(Goal): Return each line holding the string "информации".

(Exercise input):
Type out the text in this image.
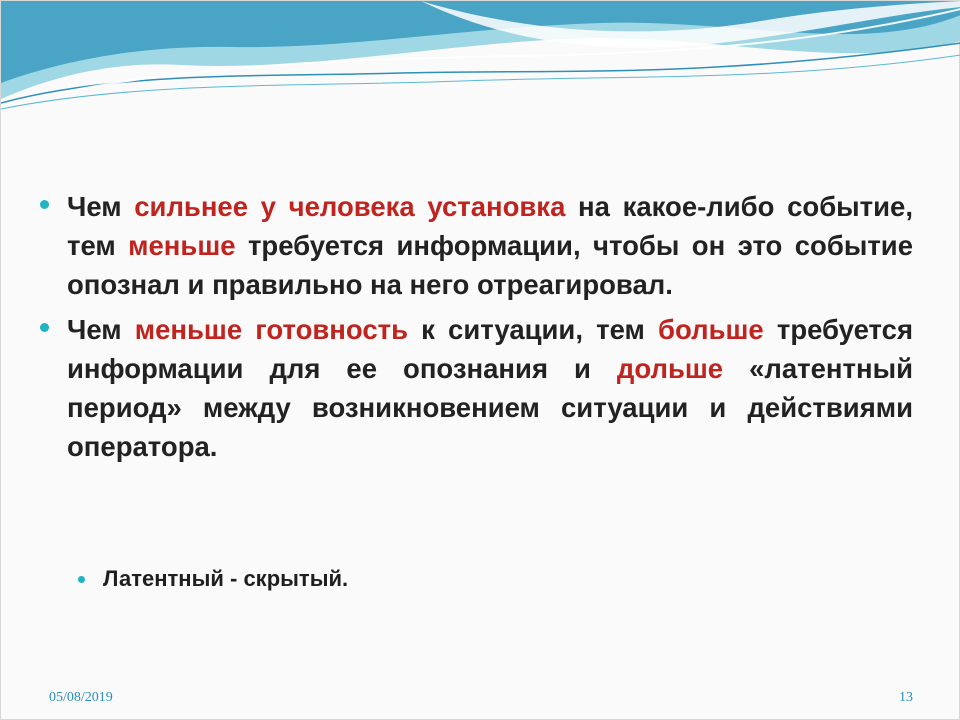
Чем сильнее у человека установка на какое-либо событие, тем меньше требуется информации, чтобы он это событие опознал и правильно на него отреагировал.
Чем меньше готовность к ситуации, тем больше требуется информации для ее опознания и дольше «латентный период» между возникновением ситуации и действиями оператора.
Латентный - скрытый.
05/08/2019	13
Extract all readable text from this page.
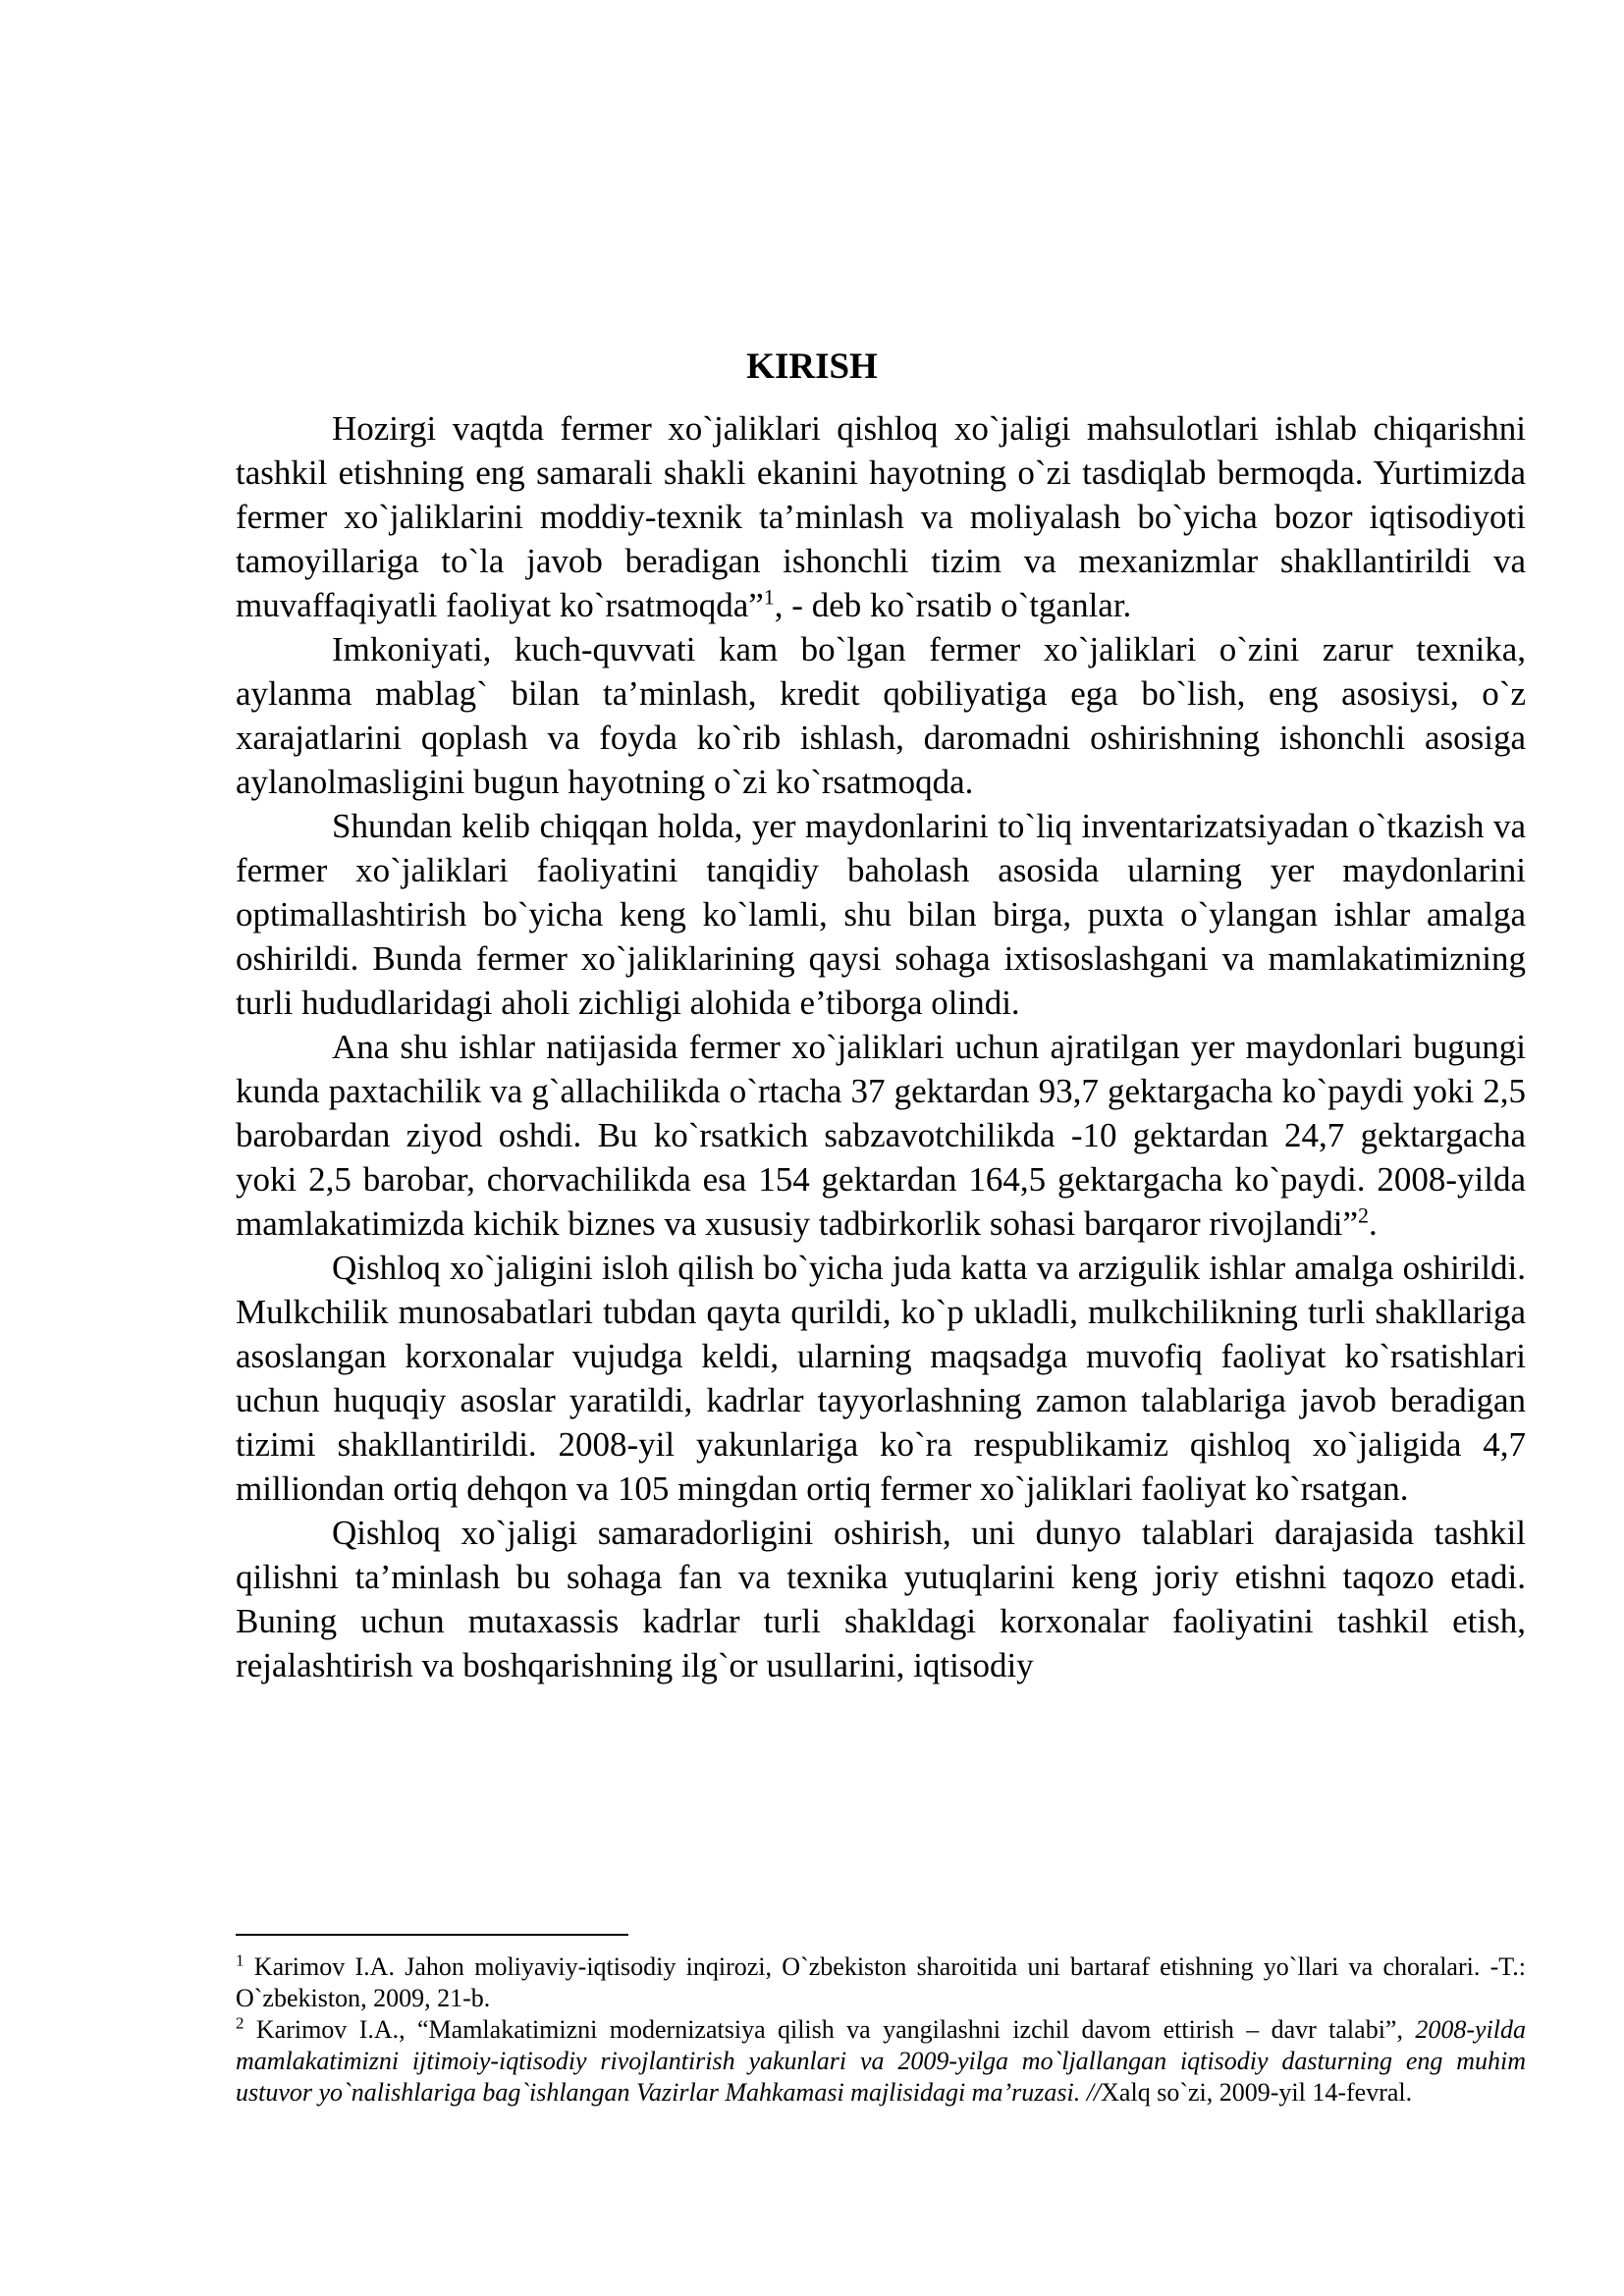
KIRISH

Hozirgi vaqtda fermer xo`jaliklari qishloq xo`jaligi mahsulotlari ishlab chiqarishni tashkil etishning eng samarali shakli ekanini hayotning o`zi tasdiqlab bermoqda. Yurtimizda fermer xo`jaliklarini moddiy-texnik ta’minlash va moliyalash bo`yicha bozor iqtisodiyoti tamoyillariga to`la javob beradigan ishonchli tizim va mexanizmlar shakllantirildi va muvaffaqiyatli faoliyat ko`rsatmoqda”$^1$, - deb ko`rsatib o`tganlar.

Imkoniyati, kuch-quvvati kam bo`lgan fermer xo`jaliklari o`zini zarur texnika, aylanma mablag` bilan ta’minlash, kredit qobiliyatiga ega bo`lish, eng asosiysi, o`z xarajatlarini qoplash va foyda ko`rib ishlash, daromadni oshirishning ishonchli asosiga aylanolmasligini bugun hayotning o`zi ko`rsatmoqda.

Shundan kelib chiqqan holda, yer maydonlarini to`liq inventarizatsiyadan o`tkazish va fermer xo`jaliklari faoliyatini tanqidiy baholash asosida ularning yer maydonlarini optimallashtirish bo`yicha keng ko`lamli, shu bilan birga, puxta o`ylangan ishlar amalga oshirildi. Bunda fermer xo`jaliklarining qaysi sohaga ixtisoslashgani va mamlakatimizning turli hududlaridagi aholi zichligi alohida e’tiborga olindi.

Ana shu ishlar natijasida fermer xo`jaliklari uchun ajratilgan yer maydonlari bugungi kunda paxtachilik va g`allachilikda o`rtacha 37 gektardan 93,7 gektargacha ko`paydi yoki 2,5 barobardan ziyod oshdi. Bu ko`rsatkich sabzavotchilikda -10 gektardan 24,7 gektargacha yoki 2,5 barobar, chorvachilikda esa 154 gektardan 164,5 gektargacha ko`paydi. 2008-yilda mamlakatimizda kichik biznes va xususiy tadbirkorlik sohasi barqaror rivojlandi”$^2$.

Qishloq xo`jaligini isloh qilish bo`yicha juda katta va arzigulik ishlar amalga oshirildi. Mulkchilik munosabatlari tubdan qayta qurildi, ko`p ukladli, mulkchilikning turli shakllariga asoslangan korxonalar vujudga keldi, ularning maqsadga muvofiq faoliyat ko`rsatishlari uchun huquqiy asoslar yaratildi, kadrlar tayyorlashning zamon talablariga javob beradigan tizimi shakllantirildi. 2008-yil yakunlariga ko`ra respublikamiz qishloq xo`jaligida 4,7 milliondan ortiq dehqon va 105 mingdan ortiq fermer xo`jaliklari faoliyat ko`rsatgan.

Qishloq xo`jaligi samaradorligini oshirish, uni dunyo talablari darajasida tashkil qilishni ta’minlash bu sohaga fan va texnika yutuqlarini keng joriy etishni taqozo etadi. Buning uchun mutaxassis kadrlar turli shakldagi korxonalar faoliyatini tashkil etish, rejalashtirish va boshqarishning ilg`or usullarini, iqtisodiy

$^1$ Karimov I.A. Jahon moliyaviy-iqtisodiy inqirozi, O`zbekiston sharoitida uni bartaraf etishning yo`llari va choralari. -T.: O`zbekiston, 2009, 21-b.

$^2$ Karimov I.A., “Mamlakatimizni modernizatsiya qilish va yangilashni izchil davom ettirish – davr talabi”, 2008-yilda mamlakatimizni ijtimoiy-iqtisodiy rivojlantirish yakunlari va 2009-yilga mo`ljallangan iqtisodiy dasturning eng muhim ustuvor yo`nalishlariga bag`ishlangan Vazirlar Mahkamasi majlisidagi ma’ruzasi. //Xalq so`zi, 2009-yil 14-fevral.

==

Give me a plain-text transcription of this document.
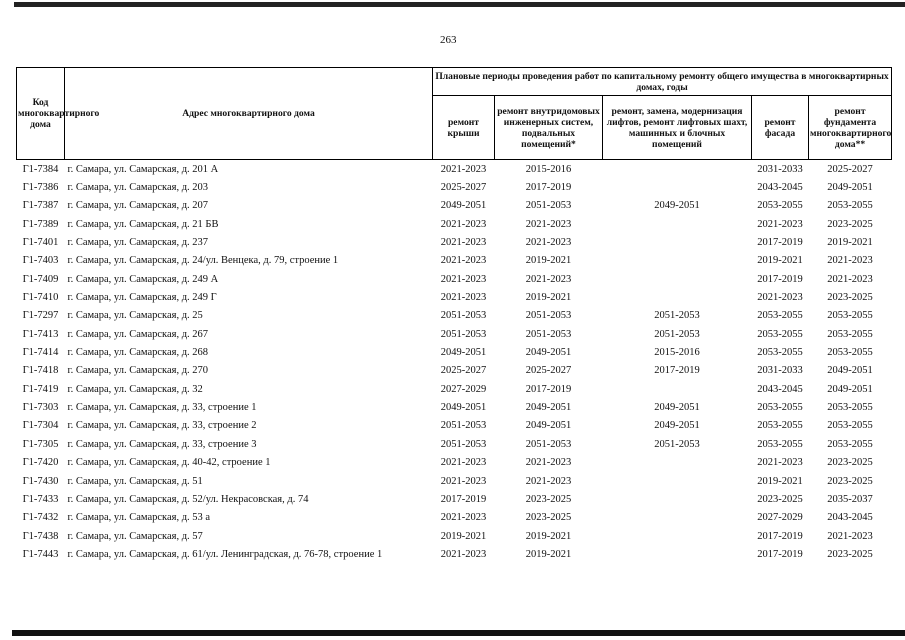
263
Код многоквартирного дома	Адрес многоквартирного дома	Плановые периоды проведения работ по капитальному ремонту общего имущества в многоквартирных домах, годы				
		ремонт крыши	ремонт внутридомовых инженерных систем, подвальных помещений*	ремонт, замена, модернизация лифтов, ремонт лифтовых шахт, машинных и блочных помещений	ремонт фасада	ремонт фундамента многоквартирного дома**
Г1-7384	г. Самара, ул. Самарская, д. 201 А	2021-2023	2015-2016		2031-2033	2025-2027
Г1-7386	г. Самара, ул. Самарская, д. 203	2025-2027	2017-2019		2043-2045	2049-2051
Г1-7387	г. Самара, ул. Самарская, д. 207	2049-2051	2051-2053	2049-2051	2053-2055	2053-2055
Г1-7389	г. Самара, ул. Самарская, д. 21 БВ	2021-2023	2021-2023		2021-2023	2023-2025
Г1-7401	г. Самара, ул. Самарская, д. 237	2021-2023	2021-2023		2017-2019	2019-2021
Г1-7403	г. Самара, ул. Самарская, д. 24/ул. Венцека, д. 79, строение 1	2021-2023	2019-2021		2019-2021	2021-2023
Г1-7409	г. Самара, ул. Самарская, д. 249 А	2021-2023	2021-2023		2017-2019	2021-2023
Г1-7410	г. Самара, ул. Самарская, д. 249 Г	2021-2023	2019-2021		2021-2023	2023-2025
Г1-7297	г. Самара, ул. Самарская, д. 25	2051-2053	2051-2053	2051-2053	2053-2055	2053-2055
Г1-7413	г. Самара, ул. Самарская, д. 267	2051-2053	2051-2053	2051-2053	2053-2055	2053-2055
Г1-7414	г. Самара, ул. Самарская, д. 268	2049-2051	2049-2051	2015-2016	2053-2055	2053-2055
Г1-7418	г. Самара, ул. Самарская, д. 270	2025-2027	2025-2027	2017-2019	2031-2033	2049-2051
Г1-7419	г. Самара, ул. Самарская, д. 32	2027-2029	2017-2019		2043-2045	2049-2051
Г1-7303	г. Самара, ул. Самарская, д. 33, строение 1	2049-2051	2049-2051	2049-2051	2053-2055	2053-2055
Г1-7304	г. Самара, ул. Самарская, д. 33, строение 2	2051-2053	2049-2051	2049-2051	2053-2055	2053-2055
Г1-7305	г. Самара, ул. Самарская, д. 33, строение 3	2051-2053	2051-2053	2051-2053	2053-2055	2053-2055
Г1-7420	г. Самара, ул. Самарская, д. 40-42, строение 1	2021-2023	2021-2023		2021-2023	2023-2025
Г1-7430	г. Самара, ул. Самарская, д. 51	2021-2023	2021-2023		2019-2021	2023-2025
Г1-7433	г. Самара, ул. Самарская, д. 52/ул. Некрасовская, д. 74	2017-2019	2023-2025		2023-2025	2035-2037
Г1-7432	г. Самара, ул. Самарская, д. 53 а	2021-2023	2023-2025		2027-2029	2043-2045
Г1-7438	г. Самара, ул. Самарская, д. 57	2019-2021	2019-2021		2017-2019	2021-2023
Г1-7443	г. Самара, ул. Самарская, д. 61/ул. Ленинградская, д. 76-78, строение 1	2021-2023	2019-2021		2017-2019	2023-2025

(Exercise response):
Чем сильнее у человека установка на какое-либо событие, тем меньше требуется информации, чтобы он это событие опознал и правильно на него отреагировал.
Чем меньше готовность к ситуации, тем больше требуется информации для ее опознания и дольше «латентный период» между возникновением ситуации и действиями оператора.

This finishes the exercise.